▶ _WORK TO BE COMPLETED_
Tally the lines in the listing below that contain "Media" and report the tally alone.
-.-.-
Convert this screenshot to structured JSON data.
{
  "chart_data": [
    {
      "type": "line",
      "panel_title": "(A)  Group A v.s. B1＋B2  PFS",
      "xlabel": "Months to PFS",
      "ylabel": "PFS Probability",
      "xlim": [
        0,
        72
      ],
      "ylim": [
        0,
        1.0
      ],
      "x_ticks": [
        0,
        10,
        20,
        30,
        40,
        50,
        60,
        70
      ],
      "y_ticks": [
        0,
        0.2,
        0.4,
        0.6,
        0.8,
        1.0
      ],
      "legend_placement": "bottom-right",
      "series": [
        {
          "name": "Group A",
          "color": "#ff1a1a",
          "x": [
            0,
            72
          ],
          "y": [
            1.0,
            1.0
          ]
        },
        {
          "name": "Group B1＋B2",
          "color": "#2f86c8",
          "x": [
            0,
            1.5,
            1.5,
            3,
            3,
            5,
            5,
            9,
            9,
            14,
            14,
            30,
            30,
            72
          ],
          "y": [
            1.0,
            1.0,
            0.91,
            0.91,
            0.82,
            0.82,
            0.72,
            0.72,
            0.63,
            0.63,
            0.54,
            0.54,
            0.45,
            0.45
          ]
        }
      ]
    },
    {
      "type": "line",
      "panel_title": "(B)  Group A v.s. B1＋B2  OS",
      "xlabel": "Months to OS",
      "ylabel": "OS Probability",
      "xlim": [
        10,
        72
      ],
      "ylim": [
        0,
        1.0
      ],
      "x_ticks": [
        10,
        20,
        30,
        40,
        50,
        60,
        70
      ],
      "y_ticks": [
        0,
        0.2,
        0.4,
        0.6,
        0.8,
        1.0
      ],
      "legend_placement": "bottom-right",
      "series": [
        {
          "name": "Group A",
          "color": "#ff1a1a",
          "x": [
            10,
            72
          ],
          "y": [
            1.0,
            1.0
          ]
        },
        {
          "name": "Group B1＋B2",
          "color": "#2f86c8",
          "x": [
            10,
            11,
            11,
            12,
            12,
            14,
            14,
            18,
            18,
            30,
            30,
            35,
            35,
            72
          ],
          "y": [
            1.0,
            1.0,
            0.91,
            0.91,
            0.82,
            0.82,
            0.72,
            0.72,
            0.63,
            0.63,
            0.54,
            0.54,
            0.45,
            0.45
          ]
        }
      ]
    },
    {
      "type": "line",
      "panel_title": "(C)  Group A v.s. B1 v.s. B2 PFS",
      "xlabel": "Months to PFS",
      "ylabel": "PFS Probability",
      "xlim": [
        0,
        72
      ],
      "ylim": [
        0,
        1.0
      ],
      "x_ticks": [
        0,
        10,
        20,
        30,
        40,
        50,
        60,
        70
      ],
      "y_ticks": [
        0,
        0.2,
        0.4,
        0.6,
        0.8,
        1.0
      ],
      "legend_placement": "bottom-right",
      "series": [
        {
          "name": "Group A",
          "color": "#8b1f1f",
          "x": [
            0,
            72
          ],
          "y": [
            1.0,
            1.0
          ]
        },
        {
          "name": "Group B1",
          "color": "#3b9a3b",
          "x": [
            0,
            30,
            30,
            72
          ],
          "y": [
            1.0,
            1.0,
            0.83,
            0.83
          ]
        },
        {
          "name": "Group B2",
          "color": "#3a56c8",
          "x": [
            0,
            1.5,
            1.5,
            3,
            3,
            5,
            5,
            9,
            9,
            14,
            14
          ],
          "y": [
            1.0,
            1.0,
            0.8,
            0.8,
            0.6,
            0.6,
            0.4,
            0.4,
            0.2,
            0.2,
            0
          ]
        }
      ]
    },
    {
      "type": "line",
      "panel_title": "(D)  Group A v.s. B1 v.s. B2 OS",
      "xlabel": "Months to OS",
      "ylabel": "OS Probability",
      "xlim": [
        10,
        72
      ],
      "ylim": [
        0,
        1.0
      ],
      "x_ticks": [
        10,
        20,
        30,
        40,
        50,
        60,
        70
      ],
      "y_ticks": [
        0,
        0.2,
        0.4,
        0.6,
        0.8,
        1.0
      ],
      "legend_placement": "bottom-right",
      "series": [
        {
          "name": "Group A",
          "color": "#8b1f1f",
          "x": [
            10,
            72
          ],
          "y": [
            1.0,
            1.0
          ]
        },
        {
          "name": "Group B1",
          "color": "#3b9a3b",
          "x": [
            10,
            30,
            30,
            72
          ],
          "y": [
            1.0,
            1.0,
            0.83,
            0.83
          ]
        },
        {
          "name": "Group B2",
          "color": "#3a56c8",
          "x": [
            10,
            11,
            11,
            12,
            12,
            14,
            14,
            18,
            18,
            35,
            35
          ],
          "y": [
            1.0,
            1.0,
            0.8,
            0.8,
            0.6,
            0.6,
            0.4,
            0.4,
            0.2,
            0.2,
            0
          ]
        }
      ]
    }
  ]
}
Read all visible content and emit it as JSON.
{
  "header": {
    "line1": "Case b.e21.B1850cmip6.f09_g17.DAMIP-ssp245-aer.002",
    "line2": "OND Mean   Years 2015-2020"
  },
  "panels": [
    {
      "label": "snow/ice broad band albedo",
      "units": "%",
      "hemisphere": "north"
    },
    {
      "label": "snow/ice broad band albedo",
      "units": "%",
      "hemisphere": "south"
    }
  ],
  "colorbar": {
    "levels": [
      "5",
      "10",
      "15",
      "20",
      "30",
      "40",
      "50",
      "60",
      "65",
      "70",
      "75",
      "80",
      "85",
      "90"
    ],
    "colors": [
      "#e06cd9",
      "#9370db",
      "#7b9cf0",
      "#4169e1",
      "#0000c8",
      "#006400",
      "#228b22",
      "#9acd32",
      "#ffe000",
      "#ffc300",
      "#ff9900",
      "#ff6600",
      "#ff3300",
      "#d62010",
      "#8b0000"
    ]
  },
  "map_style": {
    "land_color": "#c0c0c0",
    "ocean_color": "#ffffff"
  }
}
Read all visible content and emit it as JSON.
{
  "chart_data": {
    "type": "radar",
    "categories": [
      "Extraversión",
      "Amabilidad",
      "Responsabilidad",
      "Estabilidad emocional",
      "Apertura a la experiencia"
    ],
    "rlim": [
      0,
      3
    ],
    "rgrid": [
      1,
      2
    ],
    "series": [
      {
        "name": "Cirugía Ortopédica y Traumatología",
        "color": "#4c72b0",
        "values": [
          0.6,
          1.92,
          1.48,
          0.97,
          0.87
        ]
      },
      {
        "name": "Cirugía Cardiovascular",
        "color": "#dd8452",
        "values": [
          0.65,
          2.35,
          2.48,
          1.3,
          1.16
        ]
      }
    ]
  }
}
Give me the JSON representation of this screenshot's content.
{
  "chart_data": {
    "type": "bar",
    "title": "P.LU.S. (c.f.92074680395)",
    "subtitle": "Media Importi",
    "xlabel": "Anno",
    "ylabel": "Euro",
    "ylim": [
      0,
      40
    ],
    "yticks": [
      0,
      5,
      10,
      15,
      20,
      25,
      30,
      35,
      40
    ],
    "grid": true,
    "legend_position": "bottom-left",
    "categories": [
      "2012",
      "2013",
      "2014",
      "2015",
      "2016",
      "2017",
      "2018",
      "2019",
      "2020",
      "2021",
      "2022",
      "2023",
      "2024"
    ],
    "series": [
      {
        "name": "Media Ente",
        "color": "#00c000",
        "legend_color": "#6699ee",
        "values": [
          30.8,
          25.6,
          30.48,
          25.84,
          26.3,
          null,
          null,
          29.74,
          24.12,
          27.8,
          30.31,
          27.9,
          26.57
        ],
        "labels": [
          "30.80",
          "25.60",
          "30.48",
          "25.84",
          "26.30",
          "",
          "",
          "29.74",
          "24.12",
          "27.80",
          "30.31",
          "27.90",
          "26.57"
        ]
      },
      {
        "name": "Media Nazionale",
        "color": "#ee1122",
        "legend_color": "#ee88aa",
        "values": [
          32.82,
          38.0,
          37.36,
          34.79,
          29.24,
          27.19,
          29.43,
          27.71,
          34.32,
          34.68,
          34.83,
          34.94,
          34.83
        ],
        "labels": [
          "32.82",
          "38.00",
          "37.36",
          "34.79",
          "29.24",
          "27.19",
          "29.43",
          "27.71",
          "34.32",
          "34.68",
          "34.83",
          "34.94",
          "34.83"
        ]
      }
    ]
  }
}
-.-.-
▶ _TASK SOLUTION_
3